[Figure data in JSON]
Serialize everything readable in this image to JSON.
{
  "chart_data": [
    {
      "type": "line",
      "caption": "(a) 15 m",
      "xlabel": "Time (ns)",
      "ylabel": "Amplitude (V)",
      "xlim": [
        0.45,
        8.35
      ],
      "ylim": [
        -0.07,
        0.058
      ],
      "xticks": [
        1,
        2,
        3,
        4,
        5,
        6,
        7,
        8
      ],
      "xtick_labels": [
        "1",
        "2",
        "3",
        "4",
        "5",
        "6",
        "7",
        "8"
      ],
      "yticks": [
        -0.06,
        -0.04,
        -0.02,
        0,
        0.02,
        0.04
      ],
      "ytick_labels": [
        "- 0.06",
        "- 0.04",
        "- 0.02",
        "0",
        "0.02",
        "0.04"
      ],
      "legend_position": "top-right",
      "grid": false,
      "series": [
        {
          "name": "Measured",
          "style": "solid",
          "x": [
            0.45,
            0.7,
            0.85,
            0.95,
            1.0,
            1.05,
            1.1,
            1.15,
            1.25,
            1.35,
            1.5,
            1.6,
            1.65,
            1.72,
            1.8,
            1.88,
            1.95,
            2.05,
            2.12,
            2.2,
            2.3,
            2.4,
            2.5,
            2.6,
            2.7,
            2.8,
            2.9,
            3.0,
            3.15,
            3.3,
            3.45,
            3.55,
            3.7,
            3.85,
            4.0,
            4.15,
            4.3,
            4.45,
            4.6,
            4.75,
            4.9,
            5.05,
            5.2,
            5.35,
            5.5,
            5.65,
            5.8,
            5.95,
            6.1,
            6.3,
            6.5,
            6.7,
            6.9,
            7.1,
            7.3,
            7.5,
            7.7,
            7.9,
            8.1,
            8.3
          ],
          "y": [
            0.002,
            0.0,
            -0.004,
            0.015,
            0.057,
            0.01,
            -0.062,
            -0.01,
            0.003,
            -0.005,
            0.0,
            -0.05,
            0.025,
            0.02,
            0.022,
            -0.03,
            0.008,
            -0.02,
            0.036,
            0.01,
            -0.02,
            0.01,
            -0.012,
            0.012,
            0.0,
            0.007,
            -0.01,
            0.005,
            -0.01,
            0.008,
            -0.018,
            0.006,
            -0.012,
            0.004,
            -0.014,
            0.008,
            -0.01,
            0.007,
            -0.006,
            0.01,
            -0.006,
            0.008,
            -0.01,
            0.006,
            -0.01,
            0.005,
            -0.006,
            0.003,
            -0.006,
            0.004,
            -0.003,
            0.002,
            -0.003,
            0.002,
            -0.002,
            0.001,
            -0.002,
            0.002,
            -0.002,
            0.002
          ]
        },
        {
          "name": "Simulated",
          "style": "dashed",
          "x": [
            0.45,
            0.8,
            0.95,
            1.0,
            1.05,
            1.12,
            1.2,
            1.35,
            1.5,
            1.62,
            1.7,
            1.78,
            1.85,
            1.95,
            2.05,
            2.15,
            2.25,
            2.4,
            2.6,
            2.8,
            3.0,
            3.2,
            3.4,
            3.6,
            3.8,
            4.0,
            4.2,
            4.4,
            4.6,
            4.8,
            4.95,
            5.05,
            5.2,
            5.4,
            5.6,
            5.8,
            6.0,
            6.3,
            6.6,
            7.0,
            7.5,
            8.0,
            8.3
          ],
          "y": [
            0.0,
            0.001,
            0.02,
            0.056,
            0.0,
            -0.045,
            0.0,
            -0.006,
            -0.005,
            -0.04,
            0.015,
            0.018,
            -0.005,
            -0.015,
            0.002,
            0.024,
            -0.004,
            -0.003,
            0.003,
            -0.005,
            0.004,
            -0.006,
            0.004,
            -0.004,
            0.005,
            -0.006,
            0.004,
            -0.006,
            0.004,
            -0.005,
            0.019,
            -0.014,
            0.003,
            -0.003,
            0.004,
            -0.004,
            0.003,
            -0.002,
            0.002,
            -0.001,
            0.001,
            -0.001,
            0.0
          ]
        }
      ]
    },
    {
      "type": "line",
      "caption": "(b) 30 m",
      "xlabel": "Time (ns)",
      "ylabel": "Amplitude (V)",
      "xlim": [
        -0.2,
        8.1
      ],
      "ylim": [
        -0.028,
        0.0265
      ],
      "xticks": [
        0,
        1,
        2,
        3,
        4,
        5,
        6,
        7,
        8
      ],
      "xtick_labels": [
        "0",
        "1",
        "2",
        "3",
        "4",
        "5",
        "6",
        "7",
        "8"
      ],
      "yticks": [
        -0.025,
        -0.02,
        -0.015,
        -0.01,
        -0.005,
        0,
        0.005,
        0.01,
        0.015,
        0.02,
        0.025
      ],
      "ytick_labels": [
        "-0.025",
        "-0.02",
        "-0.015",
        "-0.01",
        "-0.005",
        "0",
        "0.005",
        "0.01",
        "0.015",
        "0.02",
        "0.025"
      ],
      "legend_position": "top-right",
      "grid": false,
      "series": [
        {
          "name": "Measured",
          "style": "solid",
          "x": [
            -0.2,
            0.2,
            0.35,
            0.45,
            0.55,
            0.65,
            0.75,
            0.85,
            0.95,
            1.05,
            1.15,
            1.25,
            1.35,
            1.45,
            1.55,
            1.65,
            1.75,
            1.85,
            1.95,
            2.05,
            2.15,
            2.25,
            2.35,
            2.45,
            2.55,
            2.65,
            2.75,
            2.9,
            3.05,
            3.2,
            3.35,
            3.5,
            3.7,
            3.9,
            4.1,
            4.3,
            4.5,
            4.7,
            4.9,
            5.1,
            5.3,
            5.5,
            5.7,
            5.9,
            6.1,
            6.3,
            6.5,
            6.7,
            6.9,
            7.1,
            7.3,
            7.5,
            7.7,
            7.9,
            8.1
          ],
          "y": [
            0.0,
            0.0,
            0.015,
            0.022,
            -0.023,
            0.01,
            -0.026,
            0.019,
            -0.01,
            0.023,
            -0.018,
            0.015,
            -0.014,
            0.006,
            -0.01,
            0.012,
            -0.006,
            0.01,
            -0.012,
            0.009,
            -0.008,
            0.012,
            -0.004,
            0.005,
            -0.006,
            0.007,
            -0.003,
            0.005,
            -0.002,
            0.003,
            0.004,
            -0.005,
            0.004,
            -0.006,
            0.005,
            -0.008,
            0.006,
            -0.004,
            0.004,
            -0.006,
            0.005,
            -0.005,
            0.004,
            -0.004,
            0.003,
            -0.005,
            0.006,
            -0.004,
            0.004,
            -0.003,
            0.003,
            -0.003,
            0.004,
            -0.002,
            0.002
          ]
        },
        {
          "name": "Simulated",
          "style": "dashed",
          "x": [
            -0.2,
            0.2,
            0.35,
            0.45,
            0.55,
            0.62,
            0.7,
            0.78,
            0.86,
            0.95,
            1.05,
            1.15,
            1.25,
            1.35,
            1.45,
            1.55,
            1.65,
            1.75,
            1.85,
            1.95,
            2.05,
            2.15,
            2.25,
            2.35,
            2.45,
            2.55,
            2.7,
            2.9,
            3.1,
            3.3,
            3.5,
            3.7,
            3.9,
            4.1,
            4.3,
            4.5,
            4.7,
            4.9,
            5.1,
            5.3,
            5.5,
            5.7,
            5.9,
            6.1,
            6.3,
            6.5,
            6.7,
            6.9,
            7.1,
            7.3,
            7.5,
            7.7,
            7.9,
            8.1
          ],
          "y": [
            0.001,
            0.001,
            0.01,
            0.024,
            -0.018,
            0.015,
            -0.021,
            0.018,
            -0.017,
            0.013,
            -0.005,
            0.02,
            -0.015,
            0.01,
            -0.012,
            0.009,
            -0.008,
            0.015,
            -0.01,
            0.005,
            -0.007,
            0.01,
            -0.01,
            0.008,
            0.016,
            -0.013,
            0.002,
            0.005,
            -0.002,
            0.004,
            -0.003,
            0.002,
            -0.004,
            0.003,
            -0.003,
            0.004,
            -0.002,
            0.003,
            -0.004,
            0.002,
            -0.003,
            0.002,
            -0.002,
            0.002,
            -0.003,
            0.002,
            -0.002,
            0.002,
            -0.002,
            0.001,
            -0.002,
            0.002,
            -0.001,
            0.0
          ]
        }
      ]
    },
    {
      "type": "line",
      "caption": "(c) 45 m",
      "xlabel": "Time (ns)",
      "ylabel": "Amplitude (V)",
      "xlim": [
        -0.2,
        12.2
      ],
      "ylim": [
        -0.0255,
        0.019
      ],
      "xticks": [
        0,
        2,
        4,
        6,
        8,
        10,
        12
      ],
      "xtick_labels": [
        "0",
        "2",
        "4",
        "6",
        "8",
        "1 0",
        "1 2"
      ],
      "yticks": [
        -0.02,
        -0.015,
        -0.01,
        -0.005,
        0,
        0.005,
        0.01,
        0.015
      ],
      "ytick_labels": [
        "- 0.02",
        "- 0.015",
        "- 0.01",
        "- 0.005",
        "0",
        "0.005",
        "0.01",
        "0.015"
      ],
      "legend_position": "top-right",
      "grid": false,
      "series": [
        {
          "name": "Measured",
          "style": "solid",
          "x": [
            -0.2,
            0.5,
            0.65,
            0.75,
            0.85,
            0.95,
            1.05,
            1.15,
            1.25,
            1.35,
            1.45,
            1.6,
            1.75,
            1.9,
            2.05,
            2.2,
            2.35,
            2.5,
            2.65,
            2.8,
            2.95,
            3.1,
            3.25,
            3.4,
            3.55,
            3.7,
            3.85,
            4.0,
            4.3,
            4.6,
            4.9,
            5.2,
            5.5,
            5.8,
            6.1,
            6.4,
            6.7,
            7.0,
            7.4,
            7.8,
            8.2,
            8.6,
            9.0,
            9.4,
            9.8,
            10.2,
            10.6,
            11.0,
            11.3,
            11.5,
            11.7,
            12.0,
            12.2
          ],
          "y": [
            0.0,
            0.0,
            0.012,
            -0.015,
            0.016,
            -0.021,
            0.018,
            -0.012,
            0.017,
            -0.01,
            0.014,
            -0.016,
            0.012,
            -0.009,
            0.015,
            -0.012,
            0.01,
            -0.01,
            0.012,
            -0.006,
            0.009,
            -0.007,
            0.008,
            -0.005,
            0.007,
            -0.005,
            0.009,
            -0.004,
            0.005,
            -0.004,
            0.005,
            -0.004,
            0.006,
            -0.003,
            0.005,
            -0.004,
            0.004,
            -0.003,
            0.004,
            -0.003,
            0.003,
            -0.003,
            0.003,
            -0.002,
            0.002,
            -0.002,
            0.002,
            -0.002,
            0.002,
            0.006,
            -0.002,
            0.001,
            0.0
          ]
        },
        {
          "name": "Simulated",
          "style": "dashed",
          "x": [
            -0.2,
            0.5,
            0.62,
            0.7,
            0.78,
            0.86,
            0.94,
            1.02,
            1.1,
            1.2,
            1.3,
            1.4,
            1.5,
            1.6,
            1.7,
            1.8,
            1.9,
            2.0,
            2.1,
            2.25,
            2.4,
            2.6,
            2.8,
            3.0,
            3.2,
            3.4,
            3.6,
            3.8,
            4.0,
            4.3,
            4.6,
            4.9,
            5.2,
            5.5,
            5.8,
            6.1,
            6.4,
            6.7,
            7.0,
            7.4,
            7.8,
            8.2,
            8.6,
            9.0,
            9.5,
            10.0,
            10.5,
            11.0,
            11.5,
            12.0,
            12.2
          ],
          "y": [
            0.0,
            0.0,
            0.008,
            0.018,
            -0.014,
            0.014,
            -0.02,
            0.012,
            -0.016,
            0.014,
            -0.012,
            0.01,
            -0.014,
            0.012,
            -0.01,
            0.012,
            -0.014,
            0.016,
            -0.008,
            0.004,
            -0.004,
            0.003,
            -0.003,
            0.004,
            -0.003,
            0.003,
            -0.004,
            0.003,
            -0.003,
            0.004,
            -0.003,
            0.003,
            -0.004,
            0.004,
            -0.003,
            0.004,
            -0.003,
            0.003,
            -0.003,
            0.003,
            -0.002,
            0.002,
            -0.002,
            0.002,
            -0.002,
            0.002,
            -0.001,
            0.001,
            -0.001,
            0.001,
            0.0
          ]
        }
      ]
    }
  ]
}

WHAT NEEDS TO BE DONE :: Set out every line from the material that contains the string "caption".

SOLUTION FOR THIS TASK ::
      "caption": "(a) 15 m",
      "caption": "(b) 30 m",
      "caption": "(c) 45 m",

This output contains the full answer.